> Your goal
Within the listing below, locate all lines containing the word "color". Copy each one.

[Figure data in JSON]
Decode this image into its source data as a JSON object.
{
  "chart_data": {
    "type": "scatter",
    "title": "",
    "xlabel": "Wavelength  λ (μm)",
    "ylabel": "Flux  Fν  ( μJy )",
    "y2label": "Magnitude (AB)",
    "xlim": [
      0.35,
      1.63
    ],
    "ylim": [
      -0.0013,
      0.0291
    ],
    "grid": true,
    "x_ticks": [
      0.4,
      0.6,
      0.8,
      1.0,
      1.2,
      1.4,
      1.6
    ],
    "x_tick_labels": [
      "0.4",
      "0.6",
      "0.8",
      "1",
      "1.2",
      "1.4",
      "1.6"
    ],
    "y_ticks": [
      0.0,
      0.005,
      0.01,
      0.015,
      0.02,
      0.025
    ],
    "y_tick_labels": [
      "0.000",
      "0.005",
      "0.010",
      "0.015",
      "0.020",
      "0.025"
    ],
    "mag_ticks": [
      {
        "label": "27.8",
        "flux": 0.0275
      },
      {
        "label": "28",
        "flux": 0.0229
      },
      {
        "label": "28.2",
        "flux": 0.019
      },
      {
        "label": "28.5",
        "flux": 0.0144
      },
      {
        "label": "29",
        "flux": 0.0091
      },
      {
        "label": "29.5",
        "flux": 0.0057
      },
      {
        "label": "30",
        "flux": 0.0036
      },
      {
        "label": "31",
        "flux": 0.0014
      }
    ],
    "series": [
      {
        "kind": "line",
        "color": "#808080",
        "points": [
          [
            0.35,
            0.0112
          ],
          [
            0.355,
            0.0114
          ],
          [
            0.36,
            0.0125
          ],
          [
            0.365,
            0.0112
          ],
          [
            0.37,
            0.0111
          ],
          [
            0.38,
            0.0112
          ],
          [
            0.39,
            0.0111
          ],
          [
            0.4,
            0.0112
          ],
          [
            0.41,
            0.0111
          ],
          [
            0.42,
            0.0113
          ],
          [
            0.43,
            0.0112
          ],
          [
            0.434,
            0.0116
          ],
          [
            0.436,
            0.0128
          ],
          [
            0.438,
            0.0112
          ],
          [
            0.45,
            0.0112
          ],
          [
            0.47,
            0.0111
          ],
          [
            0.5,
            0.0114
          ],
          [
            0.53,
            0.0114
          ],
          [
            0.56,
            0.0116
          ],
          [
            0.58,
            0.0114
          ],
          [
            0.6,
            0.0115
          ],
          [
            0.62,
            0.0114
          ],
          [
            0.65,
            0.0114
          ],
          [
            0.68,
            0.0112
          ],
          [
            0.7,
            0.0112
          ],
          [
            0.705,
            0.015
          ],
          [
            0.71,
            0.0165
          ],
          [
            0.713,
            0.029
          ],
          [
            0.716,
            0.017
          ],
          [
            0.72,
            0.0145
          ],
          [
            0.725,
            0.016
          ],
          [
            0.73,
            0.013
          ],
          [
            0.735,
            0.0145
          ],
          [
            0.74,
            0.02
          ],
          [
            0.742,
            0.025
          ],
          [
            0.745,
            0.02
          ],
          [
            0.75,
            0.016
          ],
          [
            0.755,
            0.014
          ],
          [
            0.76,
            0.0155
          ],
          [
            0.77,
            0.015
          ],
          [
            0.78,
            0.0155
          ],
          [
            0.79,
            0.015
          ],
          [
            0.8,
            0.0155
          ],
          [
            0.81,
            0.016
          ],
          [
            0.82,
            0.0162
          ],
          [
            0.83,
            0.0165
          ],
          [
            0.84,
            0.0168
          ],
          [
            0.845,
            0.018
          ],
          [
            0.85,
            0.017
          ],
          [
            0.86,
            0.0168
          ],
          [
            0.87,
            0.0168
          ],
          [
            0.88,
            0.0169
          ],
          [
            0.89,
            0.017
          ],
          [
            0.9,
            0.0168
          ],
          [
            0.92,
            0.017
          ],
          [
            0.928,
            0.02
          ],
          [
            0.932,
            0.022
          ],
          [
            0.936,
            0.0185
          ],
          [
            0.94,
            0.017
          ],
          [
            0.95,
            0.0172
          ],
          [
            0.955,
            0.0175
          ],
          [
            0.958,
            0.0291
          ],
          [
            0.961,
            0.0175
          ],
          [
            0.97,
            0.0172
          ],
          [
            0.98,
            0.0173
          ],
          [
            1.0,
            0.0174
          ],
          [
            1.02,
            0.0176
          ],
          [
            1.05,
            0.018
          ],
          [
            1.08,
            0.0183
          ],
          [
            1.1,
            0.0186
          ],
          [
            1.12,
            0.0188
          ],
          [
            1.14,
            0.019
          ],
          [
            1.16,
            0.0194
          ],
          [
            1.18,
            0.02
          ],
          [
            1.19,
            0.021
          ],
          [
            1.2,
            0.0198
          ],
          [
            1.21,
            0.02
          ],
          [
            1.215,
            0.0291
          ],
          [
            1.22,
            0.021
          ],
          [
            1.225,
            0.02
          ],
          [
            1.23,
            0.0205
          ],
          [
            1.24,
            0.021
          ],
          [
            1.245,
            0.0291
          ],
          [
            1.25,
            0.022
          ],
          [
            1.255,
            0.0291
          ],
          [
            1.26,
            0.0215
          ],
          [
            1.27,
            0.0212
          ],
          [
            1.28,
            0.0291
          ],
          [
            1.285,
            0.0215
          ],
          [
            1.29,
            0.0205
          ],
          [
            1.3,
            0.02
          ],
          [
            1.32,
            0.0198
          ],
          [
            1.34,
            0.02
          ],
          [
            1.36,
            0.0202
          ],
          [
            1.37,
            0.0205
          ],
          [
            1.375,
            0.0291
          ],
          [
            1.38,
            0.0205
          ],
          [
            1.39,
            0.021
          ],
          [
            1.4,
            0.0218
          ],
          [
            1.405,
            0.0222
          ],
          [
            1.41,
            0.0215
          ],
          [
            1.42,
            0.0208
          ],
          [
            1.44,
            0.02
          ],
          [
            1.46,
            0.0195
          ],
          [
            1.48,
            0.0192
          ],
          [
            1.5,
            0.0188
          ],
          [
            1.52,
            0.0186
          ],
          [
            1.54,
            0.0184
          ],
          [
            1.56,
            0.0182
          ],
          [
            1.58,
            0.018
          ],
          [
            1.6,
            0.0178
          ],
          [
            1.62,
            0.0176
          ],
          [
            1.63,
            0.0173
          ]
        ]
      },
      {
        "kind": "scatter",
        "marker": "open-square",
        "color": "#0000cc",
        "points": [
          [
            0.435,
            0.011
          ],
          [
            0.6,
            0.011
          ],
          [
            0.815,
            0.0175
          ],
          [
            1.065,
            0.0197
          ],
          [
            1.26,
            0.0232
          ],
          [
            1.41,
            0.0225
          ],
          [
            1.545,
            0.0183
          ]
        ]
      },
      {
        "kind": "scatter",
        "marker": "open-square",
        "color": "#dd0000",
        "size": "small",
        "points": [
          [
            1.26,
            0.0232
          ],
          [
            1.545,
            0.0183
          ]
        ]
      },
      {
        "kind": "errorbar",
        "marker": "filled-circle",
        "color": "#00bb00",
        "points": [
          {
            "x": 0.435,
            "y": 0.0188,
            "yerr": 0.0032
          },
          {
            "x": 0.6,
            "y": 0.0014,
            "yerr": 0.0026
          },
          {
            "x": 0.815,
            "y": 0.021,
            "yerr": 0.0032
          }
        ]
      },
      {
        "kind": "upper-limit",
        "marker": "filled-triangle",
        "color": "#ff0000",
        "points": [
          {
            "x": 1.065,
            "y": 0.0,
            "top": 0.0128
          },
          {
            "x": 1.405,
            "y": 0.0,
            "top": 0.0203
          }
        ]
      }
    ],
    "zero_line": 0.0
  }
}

> Solution for this problem
        "color": "#808080",
        "color": "#0000cc",
        "color": "#dd0000",
        "color": "#00bb00",
        "color": "#ff0000",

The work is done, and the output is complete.